PROBLEM TO WORK ON >>
List each line of the data that holds the word "BLACK".

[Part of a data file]
══════════

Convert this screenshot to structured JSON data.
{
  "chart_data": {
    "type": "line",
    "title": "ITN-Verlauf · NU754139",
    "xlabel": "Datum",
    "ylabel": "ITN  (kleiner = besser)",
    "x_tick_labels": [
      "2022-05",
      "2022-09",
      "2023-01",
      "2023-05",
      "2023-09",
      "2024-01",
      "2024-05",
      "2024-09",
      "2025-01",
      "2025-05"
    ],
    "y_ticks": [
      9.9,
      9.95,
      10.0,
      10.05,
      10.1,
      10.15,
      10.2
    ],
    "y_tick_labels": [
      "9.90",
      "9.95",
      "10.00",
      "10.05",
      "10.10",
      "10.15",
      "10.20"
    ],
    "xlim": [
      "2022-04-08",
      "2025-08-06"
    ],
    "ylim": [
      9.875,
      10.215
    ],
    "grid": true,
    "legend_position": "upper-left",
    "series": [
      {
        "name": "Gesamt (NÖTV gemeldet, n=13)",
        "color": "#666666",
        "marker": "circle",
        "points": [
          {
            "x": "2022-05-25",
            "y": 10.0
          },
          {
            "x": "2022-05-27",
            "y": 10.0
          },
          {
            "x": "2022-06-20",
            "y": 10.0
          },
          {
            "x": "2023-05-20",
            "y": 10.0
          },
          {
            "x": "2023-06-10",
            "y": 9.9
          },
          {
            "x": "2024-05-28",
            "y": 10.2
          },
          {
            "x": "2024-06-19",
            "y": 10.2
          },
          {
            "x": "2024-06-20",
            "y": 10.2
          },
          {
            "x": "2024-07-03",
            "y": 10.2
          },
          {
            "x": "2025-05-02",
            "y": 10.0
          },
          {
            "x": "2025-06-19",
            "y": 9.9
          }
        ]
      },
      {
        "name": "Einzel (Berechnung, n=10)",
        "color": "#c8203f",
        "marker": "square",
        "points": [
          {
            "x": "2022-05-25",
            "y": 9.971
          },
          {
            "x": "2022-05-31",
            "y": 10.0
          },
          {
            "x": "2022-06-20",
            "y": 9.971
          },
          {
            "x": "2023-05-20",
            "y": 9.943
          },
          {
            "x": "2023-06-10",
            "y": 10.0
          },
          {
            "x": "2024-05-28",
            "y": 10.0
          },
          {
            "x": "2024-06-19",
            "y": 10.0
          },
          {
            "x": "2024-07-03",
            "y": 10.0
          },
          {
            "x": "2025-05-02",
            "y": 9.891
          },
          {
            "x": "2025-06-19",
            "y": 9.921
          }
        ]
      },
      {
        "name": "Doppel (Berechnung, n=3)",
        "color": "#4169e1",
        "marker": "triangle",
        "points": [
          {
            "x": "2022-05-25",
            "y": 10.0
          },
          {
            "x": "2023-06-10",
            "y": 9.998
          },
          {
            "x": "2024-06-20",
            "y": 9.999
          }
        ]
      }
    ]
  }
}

══════════

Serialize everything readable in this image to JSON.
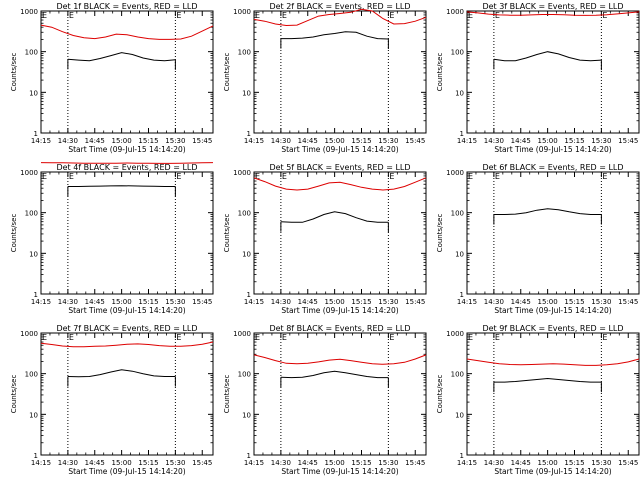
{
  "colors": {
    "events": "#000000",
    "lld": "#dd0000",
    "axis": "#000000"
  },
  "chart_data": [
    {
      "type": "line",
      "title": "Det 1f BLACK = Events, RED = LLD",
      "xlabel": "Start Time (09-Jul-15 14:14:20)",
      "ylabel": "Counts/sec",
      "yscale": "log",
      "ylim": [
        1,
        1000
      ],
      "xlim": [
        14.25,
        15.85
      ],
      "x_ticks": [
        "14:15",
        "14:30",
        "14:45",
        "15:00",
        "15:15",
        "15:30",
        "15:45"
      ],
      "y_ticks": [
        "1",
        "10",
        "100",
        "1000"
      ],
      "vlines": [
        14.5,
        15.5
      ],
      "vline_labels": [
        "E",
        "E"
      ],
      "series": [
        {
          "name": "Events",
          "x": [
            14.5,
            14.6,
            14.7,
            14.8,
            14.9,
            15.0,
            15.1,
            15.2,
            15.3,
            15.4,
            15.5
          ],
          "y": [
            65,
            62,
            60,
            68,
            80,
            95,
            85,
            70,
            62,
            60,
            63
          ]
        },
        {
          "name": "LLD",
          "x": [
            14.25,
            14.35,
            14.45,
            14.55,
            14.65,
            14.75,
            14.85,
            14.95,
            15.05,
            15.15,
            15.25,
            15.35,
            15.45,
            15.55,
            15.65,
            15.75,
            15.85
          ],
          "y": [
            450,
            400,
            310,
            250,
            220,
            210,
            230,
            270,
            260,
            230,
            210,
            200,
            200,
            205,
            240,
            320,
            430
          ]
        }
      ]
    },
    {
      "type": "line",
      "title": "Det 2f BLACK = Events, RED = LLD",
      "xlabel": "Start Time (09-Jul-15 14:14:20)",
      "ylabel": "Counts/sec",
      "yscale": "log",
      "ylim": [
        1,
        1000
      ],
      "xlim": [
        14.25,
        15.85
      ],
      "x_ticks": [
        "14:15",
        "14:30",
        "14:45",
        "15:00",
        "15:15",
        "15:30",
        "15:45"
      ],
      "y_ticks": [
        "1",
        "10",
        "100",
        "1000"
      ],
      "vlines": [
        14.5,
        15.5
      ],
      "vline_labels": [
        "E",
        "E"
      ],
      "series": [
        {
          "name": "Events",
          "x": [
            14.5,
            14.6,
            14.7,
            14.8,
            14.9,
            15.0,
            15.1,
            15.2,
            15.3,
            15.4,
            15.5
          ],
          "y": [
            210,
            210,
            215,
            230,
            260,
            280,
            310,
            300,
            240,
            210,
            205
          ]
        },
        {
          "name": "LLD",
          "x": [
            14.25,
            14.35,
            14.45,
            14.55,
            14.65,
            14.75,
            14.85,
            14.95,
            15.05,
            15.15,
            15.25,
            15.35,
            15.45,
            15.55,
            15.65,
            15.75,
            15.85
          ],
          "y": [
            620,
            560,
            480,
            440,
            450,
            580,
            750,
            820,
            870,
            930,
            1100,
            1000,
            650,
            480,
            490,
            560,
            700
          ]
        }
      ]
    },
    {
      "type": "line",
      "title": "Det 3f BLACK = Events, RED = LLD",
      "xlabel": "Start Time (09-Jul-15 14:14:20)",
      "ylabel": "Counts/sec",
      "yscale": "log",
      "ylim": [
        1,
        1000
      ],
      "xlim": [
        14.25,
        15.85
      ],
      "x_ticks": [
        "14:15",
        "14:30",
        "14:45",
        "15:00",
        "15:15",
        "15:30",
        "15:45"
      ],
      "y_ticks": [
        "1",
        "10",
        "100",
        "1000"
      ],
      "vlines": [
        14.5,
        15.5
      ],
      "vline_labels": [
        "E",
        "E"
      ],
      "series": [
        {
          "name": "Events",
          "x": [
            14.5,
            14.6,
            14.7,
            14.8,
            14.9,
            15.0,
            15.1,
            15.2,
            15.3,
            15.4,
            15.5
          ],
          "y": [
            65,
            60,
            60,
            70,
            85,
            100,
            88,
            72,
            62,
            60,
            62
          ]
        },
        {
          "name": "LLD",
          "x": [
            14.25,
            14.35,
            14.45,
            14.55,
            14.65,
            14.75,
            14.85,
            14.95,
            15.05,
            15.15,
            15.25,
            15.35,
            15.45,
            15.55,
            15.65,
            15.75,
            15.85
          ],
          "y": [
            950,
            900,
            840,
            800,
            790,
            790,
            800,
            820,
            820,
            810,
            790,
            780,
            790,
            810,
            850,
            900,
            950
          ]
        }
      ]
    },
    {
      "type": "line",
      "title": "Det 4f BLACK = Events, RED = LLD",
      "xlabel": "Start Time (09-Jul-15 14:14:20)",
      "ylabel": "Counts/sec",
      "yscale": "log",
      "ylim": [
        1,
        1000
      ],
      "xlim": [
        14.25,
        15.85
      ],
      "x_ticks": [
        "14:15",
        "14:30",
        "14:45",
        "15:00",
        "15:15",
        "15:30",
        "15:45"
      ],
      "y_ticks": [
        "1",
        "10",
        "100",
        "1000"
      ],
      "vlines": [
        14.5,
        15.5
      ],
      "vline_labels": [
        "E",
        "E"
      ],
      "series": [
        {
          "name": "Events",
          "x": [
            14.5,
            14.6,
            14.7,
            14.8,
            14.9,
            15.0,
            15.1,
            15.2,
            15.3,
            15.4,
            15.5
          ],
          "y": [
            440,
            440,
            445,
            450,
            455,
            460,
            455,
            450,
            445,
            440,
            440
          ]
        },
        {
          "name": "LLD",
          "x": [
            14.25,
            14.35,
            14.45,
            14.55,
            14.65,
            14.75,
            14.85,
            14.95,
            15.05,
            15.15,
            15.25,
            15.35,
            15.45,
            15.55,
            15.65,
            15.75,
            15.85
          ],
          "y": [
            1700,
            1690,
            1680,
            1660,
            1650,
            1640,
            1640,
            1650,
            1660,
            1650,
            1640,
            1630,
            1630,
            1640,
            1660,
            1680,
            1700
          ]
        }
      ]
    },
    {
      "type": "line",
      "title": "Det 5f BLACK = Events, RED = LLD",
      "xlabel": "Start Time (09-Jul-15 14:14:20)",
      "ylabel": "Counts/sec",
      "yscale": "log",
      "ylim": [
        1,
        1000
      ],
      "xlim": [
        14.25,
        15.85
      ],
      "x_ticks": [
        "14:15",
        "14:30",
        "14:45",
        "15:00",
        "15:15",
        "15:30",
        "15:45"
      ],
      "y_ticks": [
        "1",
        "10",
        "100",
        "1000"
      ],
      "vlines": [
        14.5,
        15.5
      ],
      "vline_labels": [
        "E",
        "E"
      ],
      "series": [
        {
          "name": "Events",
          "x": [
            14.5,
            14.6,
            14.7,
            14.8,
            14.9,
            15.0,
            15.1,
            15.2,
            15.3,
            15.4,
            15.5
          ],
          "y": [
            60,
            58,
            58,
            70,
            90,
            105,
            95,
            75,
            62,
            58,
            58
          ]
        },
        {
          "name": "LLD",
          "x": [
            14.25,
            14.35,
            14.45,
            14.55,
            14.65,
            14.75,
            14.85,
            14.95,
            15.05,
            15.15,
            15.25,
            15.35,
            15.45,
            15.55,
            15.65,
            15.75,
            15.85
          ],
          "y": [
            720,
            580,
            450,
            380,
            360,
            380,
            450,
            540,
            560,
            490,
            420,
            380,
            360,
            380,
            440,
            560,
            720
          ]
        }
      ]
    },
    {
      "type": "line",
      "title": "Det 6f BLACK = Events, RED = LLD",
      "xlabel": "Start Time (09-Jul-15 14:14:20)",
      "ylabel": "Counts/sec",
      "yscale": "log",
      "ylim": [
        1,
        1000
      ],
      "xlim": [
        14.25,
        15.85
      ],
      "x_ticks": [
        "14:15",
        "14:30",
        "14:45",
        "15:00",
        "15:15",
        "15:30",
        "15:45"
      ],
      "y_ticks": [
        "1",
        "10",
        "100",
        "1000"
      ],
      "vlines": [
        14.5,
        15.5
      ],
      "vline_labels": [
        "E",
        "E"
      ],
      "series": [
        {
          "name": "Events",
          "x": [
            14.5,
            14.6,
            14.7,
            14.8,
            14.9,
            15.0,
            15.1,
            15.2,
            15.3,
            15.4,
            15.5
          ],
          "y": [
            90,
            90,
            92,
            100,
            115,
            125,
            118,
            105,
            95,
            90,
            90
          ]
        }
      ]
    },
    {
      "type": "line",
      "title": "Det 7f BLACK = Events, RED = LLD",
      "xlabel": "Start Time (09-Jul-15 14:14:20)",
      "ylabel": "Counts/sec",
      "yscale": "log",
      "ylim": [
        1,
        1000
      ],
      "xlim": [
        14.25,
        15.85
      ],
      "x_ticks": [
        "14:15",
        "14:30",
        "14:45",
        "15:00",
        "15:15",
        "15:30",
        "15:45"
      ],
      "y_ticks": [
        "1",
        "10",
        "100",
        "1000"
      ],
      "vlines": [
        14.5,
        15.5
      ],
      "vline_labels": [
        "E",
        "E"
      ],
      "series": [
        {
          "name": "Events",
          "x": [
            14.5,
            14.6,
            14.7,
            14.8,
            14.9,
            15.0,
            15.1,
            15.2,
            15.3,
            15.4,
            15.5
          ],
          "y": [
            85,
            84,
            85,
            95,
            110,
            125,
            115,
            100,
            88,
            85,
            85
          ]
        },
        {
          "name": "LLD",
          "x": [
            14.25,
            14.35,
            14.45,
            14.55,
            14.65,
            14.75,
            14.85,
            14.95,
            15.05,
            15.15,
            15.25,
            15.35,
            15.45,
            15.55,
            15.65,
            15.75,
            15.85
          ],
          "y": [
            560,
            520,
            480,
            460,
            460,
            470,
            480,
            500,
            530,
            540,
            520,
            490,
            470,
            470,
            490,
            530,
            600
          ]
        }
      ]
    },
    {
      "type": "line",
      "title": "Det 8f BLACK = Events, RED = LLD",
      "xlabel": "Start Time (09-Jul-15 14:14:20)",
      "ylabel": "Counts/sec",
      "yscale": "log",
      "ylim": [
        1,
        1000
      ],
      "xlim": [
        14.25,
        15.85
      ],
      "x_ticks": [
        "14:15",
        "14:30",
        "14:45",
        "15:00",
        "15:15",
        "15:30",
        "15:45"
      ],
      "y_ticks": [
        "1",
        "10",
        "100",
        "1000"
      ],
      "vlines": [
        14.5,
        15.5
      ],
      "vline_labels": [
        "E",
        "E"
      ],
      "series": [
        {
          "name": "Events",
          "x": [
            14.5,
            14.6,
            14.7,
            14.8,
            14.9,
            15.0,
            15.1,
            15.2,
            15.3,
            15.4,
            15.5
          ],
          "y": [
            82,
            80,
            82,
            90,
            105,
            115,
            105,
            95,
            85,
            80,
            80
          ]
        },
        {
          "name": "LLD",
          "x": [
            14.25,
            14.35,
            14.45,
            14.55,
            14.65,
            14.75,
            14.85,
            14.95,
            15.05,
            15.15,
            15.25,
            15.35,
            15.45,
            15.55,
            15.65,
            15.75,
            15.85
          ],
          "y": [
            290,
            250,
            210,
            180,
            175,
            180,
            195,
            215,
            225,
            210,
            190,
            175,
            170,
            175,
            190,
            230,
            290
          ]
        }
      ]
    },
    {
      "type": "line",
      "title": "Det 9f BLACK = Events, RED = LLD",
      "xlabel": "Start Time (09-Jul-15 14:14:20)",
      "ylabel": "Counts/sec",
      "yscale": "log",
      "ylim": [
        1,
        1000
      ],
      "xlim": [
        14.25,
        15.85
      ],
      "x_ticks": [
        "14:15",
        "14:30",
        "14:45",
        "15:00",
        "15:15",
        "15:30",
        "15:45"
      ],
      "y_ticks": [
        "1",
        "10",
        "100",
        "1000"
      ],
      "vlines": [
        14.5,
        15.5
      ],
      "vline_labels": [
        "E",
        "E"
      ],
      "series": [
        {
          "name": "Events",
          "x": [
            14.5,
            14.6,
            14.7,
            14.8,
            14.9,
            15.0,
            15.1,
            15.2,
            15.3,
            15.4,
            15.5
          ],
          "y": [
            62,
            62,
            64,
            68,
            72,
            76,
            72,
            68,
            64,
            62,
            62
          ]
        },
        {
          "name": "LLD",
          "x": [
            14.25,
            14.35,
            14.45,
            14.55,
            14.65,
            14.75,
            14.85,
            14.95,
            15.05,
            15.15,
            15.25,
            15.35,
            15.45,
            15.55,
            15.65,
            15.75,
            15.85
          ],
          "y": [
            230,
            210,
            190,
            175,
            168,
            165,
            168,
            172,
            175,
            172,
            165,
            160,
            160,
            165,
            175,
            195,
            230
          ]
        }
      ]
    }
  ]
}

══════════

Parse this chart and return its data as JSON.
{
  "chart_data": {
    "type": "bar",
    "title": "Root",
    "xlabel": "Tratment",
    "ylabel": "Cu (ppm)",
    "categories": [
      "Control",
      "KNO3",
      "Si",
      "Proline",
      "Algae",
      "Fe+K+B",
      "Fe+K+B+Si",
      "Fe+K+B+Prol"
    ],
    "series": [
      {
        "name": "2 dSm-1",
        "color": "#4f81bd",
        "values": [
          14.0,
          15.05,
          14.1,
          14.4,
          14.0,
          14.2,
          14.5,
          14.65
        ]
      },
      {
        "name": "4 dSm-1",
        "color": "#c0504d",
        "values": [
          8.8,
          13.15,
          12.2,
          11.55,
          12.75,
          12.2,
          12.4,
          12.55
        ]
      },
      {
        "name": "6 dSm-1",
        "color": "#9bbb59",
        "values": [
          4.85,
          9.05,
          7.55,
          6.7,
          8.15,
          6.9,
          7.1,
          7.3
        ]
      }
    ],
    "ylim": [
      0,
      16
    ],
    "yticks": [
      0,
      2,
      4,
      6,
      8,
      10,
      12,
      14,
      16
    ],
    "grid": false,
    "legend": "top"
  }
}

══════════

CORRECT OUTPUT >>
      "title": "Det 1f BLACK = Events, RED = LLD",
      "title": "Det 2f BLACK = Events, RED = LLD",
      "title": "Det 3f BLACK = Events, RED = LLD",
      "title": "Det 4f BLACK = Events, RED = LLD",
      "title": "Det 5f BLACK = Events, RED = LLD",
      "title": "Det 6f BLACK = Events, RED = LLD",
      "title": "Det 7f BLACK = Events, RED = LLD",
      "title": "Det 8f BLACK = Events, RED = LLD",
      "title": "Det 9f BLACK = Events, RED = LLD",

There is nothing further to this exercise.